Given exercise
Repeat every line of the data exactly, but not the pictures.

Provided records
-- BEGIN --
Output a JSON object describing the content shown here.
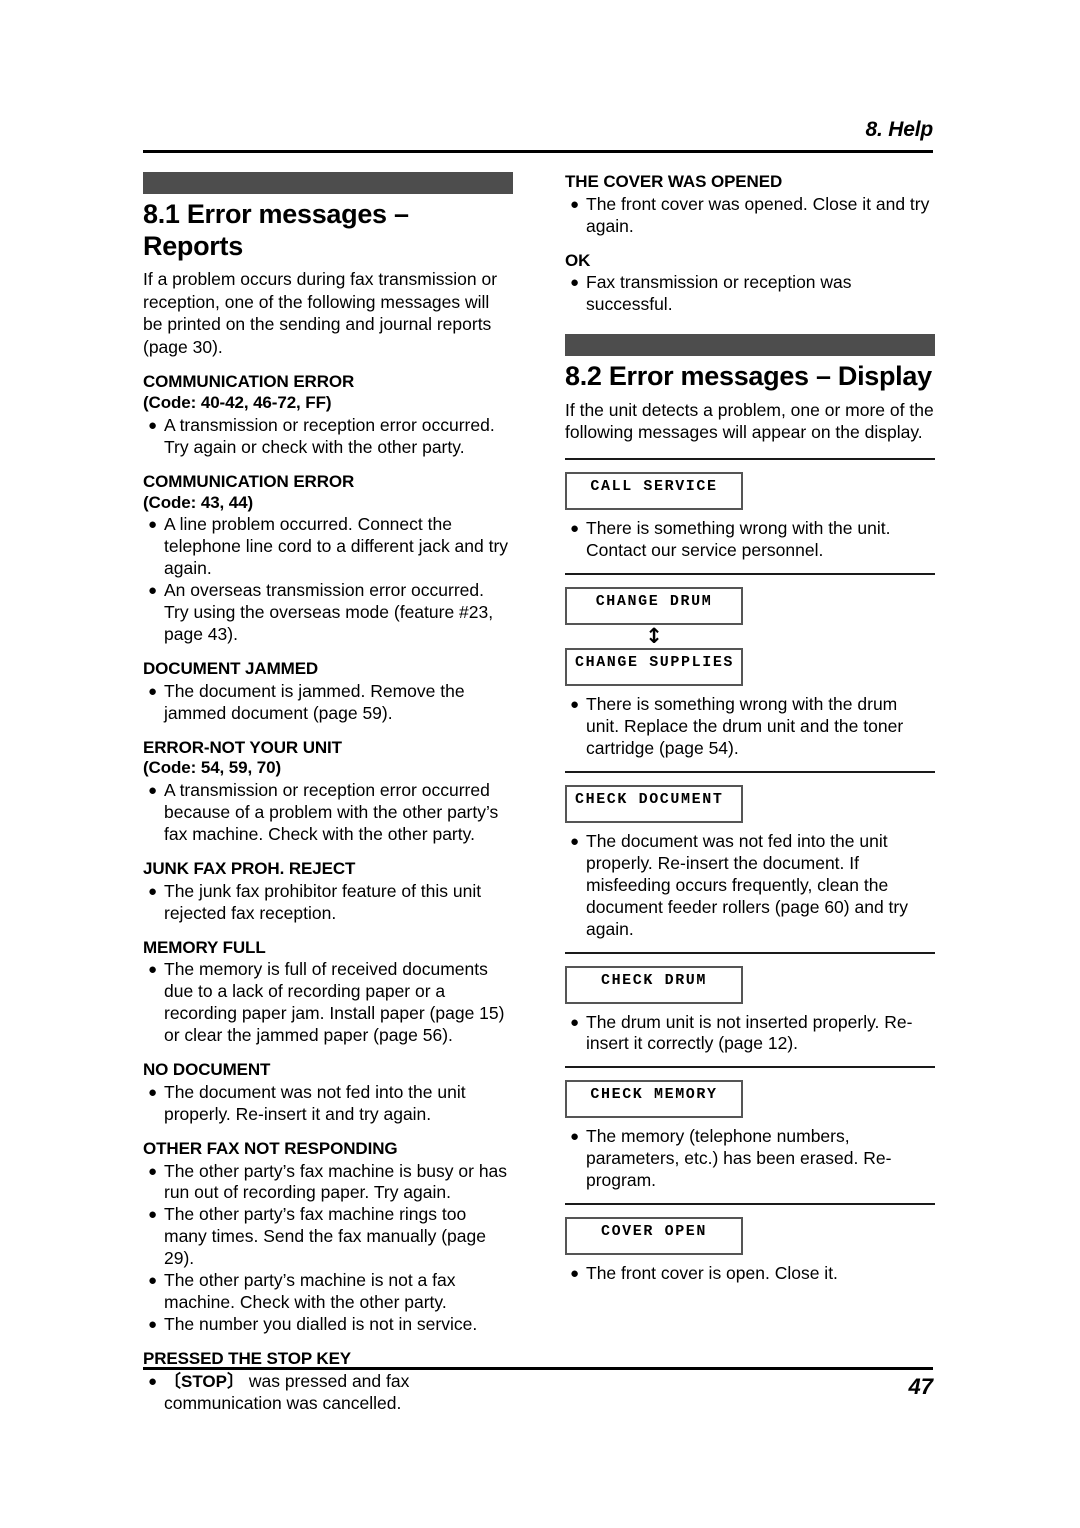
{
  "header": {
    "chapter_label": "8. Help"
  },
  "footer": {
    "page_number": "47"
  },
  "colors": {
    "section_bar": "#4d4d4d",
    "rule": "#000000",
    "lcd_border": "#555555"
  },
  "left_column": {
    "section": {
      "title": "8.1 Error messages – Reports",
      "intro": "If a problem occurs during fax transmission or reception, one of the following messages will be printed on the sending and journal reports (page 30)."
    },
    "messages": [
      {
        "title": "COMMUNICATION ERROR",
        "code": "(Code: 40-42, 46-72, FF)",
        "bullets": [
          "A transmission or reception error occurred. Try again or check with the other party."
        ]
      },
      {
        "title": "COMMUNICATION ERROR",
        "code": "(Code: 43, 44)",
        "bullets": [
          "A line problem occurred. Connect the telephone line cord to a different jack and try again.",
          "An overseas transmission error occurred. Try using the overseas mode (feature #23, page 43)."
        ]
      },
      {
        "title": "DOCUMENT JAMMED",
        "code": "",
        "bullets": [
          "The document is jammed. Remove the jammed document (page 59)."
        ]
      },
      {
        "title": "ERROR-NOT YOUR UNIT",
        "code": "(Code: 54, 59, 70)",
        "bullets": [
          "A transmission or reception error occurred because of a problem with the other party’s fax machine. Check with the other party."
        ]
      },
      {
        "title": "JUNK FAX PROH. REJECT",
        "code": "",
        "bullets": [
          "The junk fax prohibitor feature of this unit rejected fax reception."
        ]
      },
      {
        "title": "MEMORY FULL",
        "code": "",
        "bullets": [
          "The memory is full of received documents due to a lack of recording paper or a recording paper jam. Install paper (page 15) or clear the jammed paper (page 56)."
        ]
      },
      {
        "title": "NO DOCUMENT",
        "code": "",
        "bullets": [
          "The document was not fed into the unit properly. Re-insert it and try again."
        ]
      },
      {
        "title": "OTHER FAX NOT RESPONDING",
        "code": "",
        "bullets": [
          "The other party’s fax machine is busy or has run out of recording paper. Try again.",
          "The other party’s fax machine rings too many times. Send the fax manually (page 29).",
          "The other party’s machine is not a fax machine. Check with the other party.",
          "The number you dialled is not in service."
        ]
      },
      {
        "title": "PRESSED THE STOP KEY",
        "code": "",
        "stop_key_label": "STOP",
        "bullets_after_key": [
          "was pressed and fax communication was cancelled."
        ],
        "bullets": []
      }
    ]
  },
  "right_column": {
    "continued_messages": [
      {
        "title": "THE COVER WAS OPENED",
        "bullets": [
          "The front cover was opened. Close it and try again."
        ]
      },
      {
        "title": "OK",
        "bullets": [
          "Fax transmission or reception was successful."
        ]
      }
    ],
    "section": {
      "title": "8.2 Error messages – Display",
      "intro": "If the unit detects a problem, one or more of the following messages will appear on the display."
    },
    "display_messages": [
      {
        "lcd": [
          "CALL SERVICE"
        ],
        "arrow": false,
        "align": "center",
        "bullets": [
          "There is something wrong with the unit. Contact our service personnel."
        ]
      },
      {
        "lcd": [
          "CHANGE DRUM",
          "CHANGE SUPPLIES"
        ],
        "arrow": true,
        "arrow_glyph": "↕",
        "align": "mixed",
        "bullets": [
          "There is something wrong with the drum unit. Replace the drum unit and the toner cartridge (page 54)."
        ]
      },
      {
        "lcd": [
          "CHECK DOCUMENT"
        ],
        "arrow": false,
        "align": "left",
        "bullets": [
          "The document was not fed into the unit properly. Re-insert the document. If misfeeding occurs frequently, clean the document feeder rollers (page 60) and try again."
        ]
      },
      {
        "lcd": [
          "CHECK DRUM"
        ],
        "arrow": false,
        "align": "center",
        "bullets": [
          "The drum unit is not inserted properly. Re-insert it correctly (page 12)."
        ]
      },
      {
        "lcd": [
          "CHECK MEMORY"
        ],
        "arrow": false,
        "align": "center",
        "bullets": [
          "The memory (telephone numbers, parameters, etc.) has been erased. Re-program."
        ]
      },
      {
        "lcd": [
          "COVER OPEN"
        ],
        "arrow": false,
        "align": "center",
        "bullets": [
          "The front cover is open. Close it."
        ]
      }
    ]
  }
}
-- END --
Output for this task
Output a JSON object describing the content shown here.
{
  "header": {
    "chapter_label": "8. Help"
  },
  "footer": {
    "page_number": "47"
  },
  "colors": {
    "section_bar": "#4d4d4d",
    "rule": "#000000",
    "lcd_border": "#555555"
  },
  "left_column": {
    "section": {
      "title": "8.1 Error messages – Reports",
      "intro": "If a problem occurs during fax transmission or reception, one of the following messages will be printed on the sending and journal reports (page 30)."
    },
    "messages": [
      {
        "title": "COMMUNICATION ERROR",
        "code": "(Code: 40-42, 46-72, FF)",
        "bullets": [
          "A transmission or reception error occurred. Try again or check with the other party."
        ]
      },
      {
        "title": "COMMUNICATION ERROR",
        "code": "(Code: 43, 44)",
        "bullets": [
          "A line problem occurred. Connect the telephone line cord to a different jack and try again.",
          "An overseas transmission error occurred. Try using the overseas mode (feature #23, page 43)."
        ]
      },
      {
        "title": "DOCUMENT JAMMED",
        "code": "",
        "bullets": [
          "The document is jammed. Remove the jammed document (page 59)."
        ]
      },
      {
        "title": "ERROR-NOT YOUR UNIT",
        "code": "(Code: 54, 59, 70)",
        "bullets": [
          "A transmission or reception error occurred because of a problem with the other party’s fax machine. Check with the other party."
        ]
      },
      {
        "title": "JUNK FAX PROH. REJECT",
        "code": "",
        "bullets": [
          "The junk fax prohibitor feature of this unit rejected fax reception."
        ]
      },
      {
        "title": "MEMORY FULL",
        "code": "",
        "bullets": [
          "The memory is full of received documents due to a lack of recording paper or a recording paper jam. Install paper (page 15) or clear the jammed paper (page 56)."
        ]
      },
      {
        "title": "NO DOCUMENT",
        "code": "",
        "bullets": [
          "The document was not fed into the unit properly. Re-insert it and try again."
        ]
      },
      {
        "title": "OTHER FAX NOT RESPONDING",
        "code": "",
        "bullets": [
          "The other party’s fax machine is busy or has run out of recording paper. Try again.",
          "The other party’s fax machine rings too many times. Send the fax manually (page 29).",
          "The other party’s machine is not a fax machine. Check with the other party.",
          "The number you dialled is not in service."
        ]
      },
      {
        "title": "PRESSED THE STOP KEY",
        "code": "",
        "stop_key_label": "STOP",
        "bullets_after_key": [
          "was pressed and fax communication was cancelled."
        ],
        "bullets": []
      }
    ]
  },
  "right_column": {
    "continued_messages": [
      {
        "title": "THE COVER WAS OPENED",
        "bullets": [
          "The front cover was opened. Close it and try again."
        ]
      },
      {
        "title": "OK",
        "bullets": [
          "Fax transmission or reception was successful."
        ]
      }
    ],
    "section": {
      "title": "8.2 Error messages – Display",
      "intro": "If the unit detects a problem, one or more of the following messages will appear on the display."
    },
    "display_messages": [
      {
        "lcd": [
          "CALL SERVICE"
        ],
        "arrow": false,
        "align": "center",
        "bullets": [
          "There is something wrong with the unit. Contact our service personnel."
        ]
      },
      {
        "lcd": [
          "CHANGE DRUM",
          "CHANGE SUPPLIES"
        ],
        "arrow": true,
        "arrow_glyph": "↕",
        "align": "mixed",
        "bullets": [
          "There is something wrong with the drum unit. Replace the drum unit and the toner cartridge (page 54)."
        ]
      },
      {
        "lcd": [
          "CHECK DOCUMENT"
        ],
        "arrow": false,
        "align": "left",
        "bullets": [
          "The document was not fed into the unit properly. Re-insert the document. If misfeeding occurs frequently, clean the document feeder rollers (page 60) and try again."
        ]
      },
      {
        "lcd": [
          "CHECK DRUM"
        ],
        "arrow": false,
        "align": "center",
        "bullets": [
          "The drum unit is not inserted properly. Re-insert it correctly (page 12)."
        ]
      },
      {
        "lcd": [
          "CHECK MEMORY"
        ],
        "arrow": false,
        "align": "center",
        "bullets": [
          "The memory (telephone numbers, parameters, etc.) has been erased. Re-program."
        ]
      },
      {
        "lcd": [
          "COVER OPEN"
        ],
        "arrow": false,
        "align": "center",
        "bullets": [
          "The front cover is open. Close it."
        ]
      }
    ]
  }
}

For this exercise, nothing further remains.